--- start of Supplied records ---

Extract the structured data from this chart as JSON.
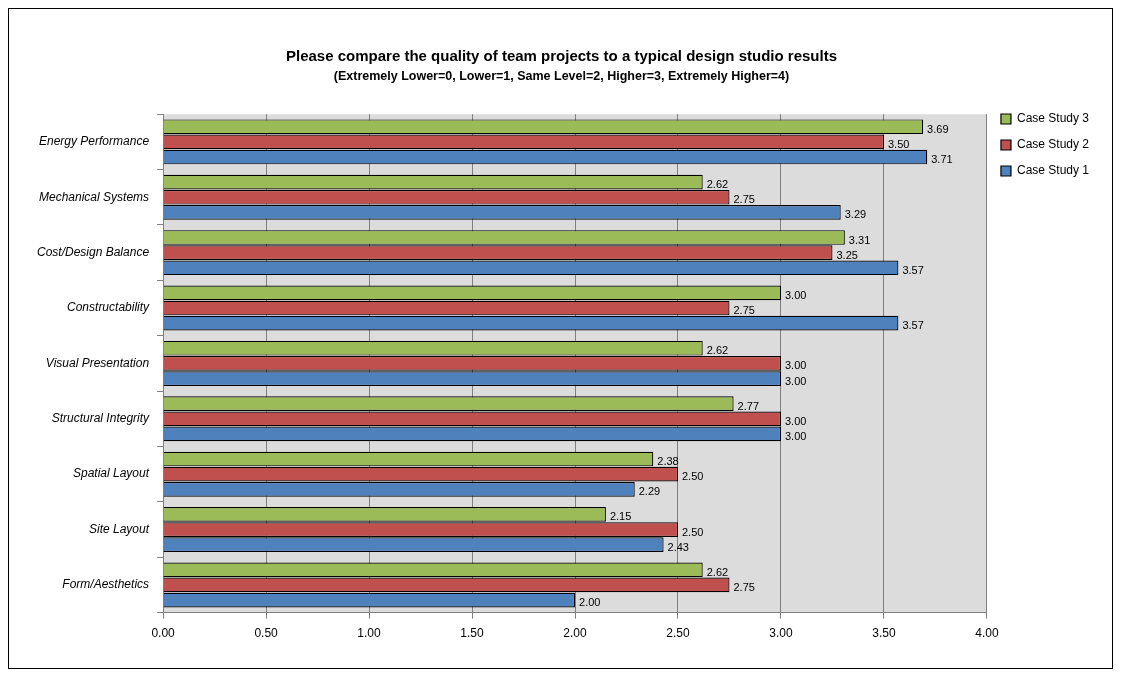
{
  "chart_data": {
    "type": "bar",
    "orientation": "horizontal",
    "title": "Please compare the quality of team projects to a typical design studio results",
    "subtitle": "(Extremely Lower=0, Lower=1, Same Level=2, Higher=3, Extremely Higher=4)",
    "categories": [
      "Energy Performance",
      "Mechanical Systems",
      "Cost/Design Balance",
      "Constructability",
      "Visual Presentation",
      "Structural Integrity",
      "Spatial Layout",
      "Site Layout",
      "Form/Aesthetics"
    ],
    "series": [
      {
        "name": "Case Study 3",
        "color": "#9bbb59",
        "values": [
          3.69,
          2.62,
          3.31,
          3.0,
          2.62,
          2.77,
          2.38,
          2.15,
          2.62
        ],
        "value_labels": [
          "3.69",
          "2.62",
          "3.31",
          "3.00",
          "2.62",
          "2.77",
          "2.38",
          "2.15",
          "2.62"
        ]
      },
      {
        "name": "Case Study 2",
        "color": "#c0504d",
        "values": [
          3.5,
          2.75,
          3.25,
          2.75,
          3.0,
          3.0,
          2.5,
          2.5,
          2.75
        ],
        "value_labels": [
          "3.50",
          "2.75",
          "3.25",
          "2.75",
          "3.00",
          "3.00",
          "2.50",
          "2.50",
          "2.75"
        ]
      },
      {
        "name": "Case Study 1",
        "color": "#4f81bd",
        "values": [
          3.71,
          3.29,
          3.57,
          3.57,
          3.0,
          3.0,
          2.29,
          2.43,
          2.0
        ],
        "value_labels": [
          "3.71",
          "3.29",
          "3.57",
          "3.57",
          "3.00",
          "3.00",
          "2.29",
          "2.43",
          "2.00"
        ]
      }
    ],
    "xlim": [
      0,
      4
    ],
    "xticks": [
      {
        "value": 0,
        "label": "0.00"
      },
      {
        "value": 0.5,
        "label": "0.50"
      },
      {
        "value": 1,
        "label": "1.00"
      },
      {
        "value": 1.5,
        "label": "1.50"
      },
      {
        "value": 2,
        "label": "2.00"
      },
      {
        "value": 2.5,
        "label": "2.50"
      },
      {
        "value": 3,
        "label": "3.00"
      },
      {
        "value": 3.5,
        "label": "3.50"
      },
      {
        "value": 4,
        "label": "4.00"
      }
    ],
    "grid": "x",
    "legend": "right"
  }
}
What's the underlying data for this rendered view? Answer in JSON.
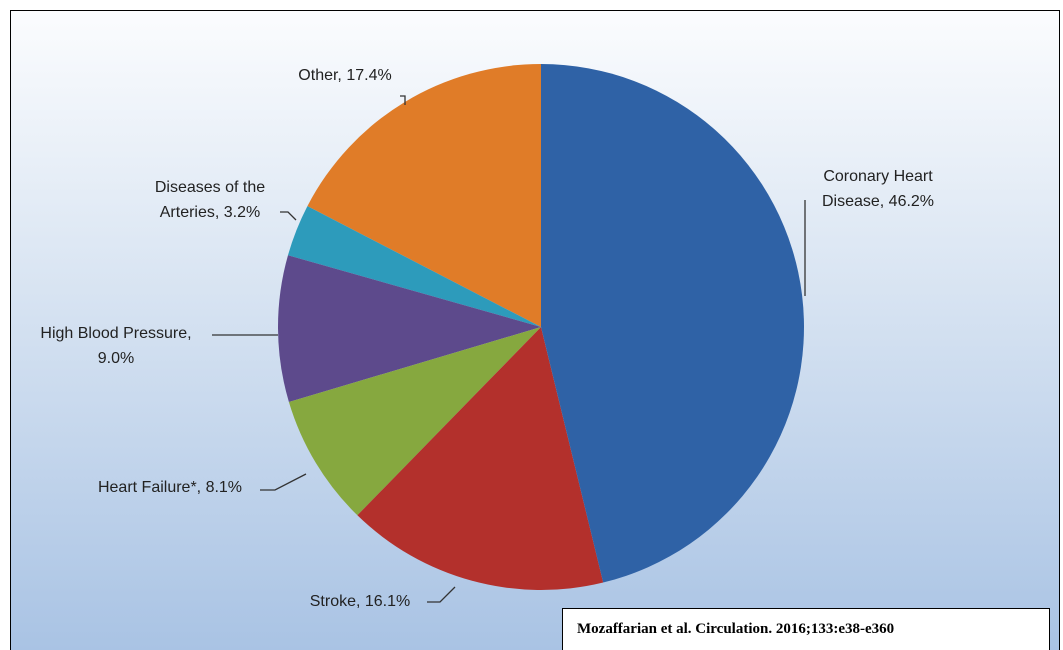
{
  "chart_data": {
    "type": "pie",
    "categories": [
      "Coronary Heart Disease, 46.2%",
      "Stroke, 16.1%",
      "Heart Failure*, 8.1%",
      "High Blood Pressure, 9.0%",
      "Diseases of the Arteries, 3.2%",
      "Other, 17.4%"
    ],
    "values": [
      46.2,
      16.1,
      8.1,
      9.0,
      3.2,
      17.4
    ],
    "colors": [
      "#2f62a6",
      "#b3302c",
      "#86a83f",
      "#5d4a8c",
      "#2d9bbb",
      "#e07c28"
    ],
    "source": "Mozaffarian et al. Circulation. 2016;133:e38-e360"
  }
}
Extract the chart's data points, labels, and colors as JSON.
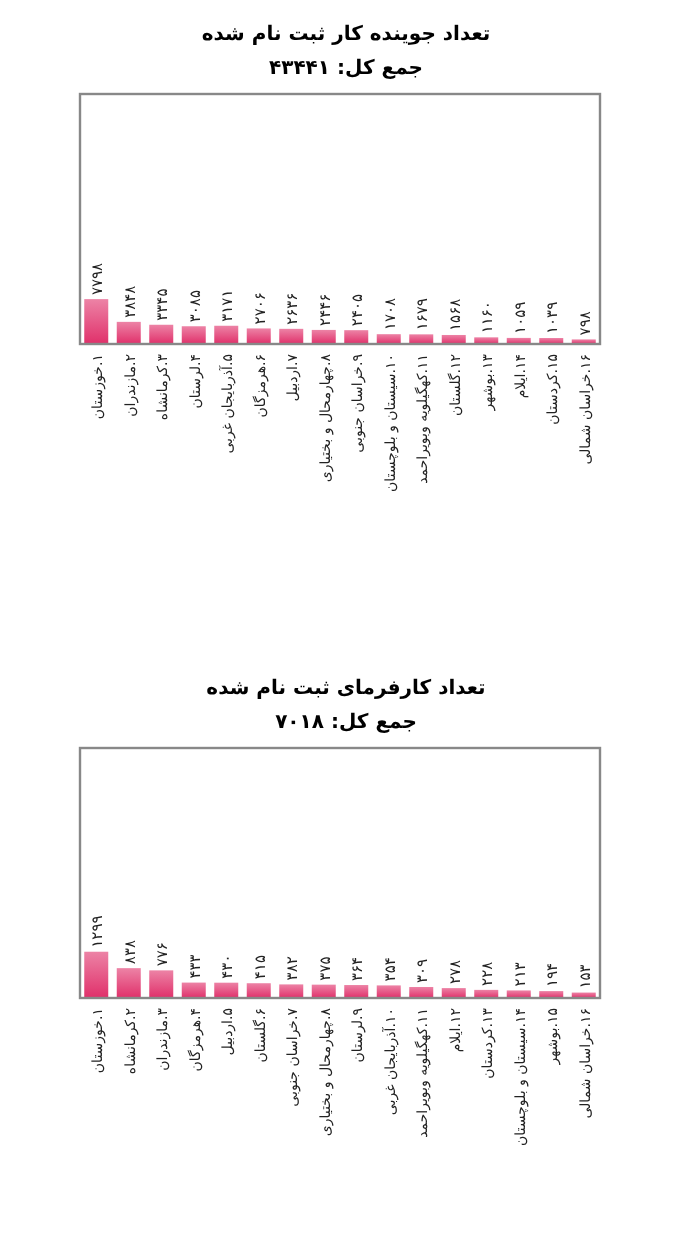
{
  "chart_data": [
    {
      "type": "bar",
      "title": "تعداد جوینده کار ثبت نام شده",
      "subtitle": "جمع کل: ۴۳۴۴۱",
      "categories": [
        "۱.خوزستان",
        "۲.مازندران",
        "۳.کرمانشاه",
        "۴.لرستان",
        "۵.آذربایجان غربی",
        "۶.هرمزگان",
        "۷.اردبیل",
        "۸.چهارمحال و بختیاری",
        "۹.خراسان جنوبی",
        "۱۰.سیستان و بلوچستان",
        "۱۱.کهگیلویه وبویراحمد",
        "۱۲.گلستان",
        "۱۳.بوشهر",
        "۱۴.ایلام",
        "۱۵.کردستان",
        "۱۶.خراسان شمالی"
      ],
      "values": [
        7798,
        3848,
        3345,
        3085,
        3171,
        2706,
        2636,
        2446,
        2405,
        1708,
        1679,
        1568,
        1160,
        1059,
        1039,
        798
      ],
      "value_labels": [
        "۷۷۹۸",
        "۳۸۴۸",
        "۳۳۴۵",
        "۳۰۸۵",
        "۳۱۷۱",
        "۲۷۰۶",
        "۲۶۳۶",
        "۲۴۴۶",
        "۲۴۰۵",
        "۱۷۰۸",
        "۱۶۷۹",
        "۱۵۶۸",
        "۱۱۶۰",
        "۱۰۵۹",
        "۱۰۳۹",
        "۷۹۸"
      ],
      "color": "#e0306a",
      "ylim": [
        0,
        43441
      ]
    },
    {
      "type": "bar",
      "title": "تعداد کارفرمای ثبت نام شده",
      "subtitle": "جمع کل: ۷۰۱۸",
      "categories": [
        "۱.خوزستان",
        "۲.کرمانشاه",
        "۳.مازندران",
        "۴.هرمزگان",
        "۵.اردبیل",
        "۶.گلستان",
        "۷.خراسان جنوبی",
        "۸.چهارمحال و بختیاری",
        "۹.لرستان",
        "۱۰.آذربایجان غربی",
        "۱۱.کهگیلویه وبویراحمد",
        "۱۲.ایلام",
        "۱۳.کردستان",
        "۱۴.سیستان و بلوچستان",
        "۱۵.بوشهر",
        "۱۶.خراسان شمالی"
      ],
      "values": [
        1299,
        838,
        776,
        433,
        430,
        415,
        382,
        375,
        364,
        354,
        309,
        278,
        228,
        213,
        194,
        153
      ],
      "value_labels": [
        "۱۲۹۹",
        "۸۳۸",
        "۷۷۶",
        "۴۳۳",
        "۴۳۰",
        "۴۱۵",
        "۳۸۲",
        "۳۷۵",
        "۳۶۴",
        "۳۵۴",
        "۳۰۹",
        "۲۷۸",
        "۲۲۸",
        "۲۱۳",
        "۱۹۴",
        "۱۵۳"
      ],
      "color": "#e0306a",
      "ylim": [
        0,
        7018
      ]
    }
  ]
}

--- end of Supplied records ---

Repeat each line of the records above exactly, but do not copy the pictures.

Extract the structured data from this chart as JSON.
{
  "chart_data": {
    "type": "bar",
    "orientation": "horizontal",
    "title": "Please compare the quality of team projects to a typical design studio results",
    "subtitle": "(Extremely Lower=0, Lower=1, Same Level=2, Higher=3, Extremely Higher=4)",
    "categories": [
      "Energy Performance",
      "Mechanical Systems",
      "Cost/Design Balance",
      "Constructability",
      "Visual Presentation",
      "Structural Integrity",
      "Spatial Layout",
      "Site Layout",
      "Form/Aesthetics"
    ],
    "series": [
      {
        "name": "Case Study 3",
        "color": "#9bbb59",
        "values": [
          3.69,
          2.62,
          3.31,
          3.0,
          2.62,
          2.77,
          2.38,
          2.15,
          2.62
        ],
        "value_labels": [
          "3.69",
          "2.62",
          "3.31",
          "3.00",
          "2.62",
          "2.77",
          "2.38",
          "2.15",
          "2.62"
        ]
      },
      {
        "name": "Case Study 2",
        "color": "#c0504d",
        "values": [
          3.5,
          2.75,
          3.25,
          2.75,
          3.0,
          3.0,
          2.5,
          2.5,
          2.75
        ],
        "value_labels": [
          "3.50",
          "2.75",
          "3.25",
          "2.75",
          "3.00",
          "3.00",
          "2.50",
          "2.50",
          "2.75"
        ]
      },
      {
        "name": "Case Study 1",
        "color": "#4f81bd",
        "values": [
          3.71,
          3.29,
          3.57,
          3.57,
          3.0,
          3.0,
          2.29,
          2.43,
          2.0
        ],
        "value_labels": [
          "3.71",
          "3.29",
          "3.57",
          "3.57",
          "3.00",
          "3.00",
          "2.29",
          "2.43",
          "2.00"
        ]
      }
    ],
    "xlim": [
      0,
      4
    ],
    "xticks": [
      {
        "value": 0,
        "label": "0.00"
      },
      {
        "value": 0.5,
        "label": "0.50"
      },
      {
        "value": 1,
        "label": "1.00"
      },
      {
        "value": 1.5,
        "label": "1.50"
      },
      {
        "value": 2,
        "label": "2.00"
      },
      {
        "value": 2.5,
        "label": "2.50"
      },
      {
        "value": 3,
        "label": "3.00"
      },
      {
        "value": 3.5,
        "label": "3.50"
      },
      {
        "value": 4,
        "label": "4.00"
      }
    ],
    "grid": "x",
    "legend": "right"
  }
}
What's the underlying data for this rendered view? Answer in JSON.
{
  "chart_data": {
    "type": "pie",
    "categories": [
      "Coronary Heart Disease, 46.2%",
      "Stroke, 16.1%",
      "Heart Failure*, 8.1%",
      "High Blood Pressure, 9.0%",
      "Diseases of the Arteries, 3.2%",
      "Other, 17.4%"
    ],
    "values": [
      46.2,
      16.1,
      8.1,
      9.0,
      3.2,
      17.4
    ],
    "colors": [
      "#2f62a6",
      "#b3302c",
      "#86a83f",
      "#5d4a8c",
      "#2d9bbb",
      "#e07c28"
    ],
    "source": "Mozaffarian et al. Circulation. 2016;133:e38-e360"
  }
}
Extract the chart's data points, labels, and colors as JSON.
{
  "chart_data": [
    {
      "type": "bar",
      "title": "تعداد جوینده کار ثبت نام شده",
      "subtitle": "جمع کل: ۴۳۴۴۱",
      "categories": [
        "۱.خوزستان",
        "۲.مازندران",
        "۳.کرمانشاه",
        "۴.لرستان",
        "۵.آذربایجان غربی",
        "۶.هرمزگان",
        "۷.اردبیل",
        "۸.چهارمحال و بختیاری",
        "۹.خراسان جنوبی",
        "۱۰.سیستان و بلوچستان",
        "۱۱.کهگیلویه وبویراحمد",
        "۱۲.گلستان",
        "۱۳.بوشهر",
        "۱۴.ایلام",
        "۱۵.کردستان",
        "۱۶.خراسان شمالی"
      ],
      "values": [
        7798,
        3848,
        3345,
        3085,
        3171,
        2706,
        2636,
        2446,
        2405,
        1708,
        1679,
        1568,
        1160,
        1059,
        1039,
        798
      ],
      "value_labels": [
        "۷۷۹۸",
        "۳۸۴۸",
        "۳۳۴۵",
        "۳۰۸۵",
        "۳۱۷۱",
        "۲۷۰۶",
        "۲۶۳۶",
        "۲۴۴۶",
        "۲۴۰۵",
        "۱۷۰۸",
        "۱۶۷۹",
        "۱۵۶۸",
        "۱۱۶۰",
        "۱۰۵۹",
        "۱۰۳۹",
        "۷۹۸"
      ],
      "color": "#e0306a",
      "ylim": [
        0,
        43441
      ]
    },
    {
      "type": "bar",
      "title": "تعداد کارفرمای ثبت نام شده",
      "subtitle": "جمع کل: ۷۰۱۸",
      "categories": [
        "۱.خوزستان",
        "۲.کرمانشاه",
        "۳.مازندران",
        "۴.هرمزگان",
        "۵.اردبیل",
        "۶.گلستان",
        "۷.خراسان جنوبی",
        "۸.چهارمحال و بختیاری",
        "۹.لرستان",
        "۱۰.آذربایجان غربی",
        "۱۱.کهگیلویه وبویراحمد",
        "۱۲.ایلام",
        "۱۳.کردستان",
        "۱۴.سیستان و بلوچستان",
        "۱۵.بوشهر",
        "۱۶.خراسان شمالی"
      ],
      "values": [
        1299,
        838,
        776,
        433,
        430,
        415,
        382,
        375,
        364,
        354,
        309,
        278,
        228,
        213,
        194,
        153
      ],
      "value_labels": [
        "۱۲۹۹",
        "۸۳۸",
        "۷۷۶",
        "۴۳۳",
        "۴۳۰",
        "۴۱۵",
        "۳۸۲",
        "۳۷۵",
        "۳۶۴",
        "۳۵۴",
        "۳۰۹",
        "۲۷۸",
        "۲۲۸",
        "۲۱۳",
        "۱۹۴",
        "۱۵۳"
      ],
      "color": "#e0306a",
      "ylim": [
        0,
        7018
      ]
    }
  ]
}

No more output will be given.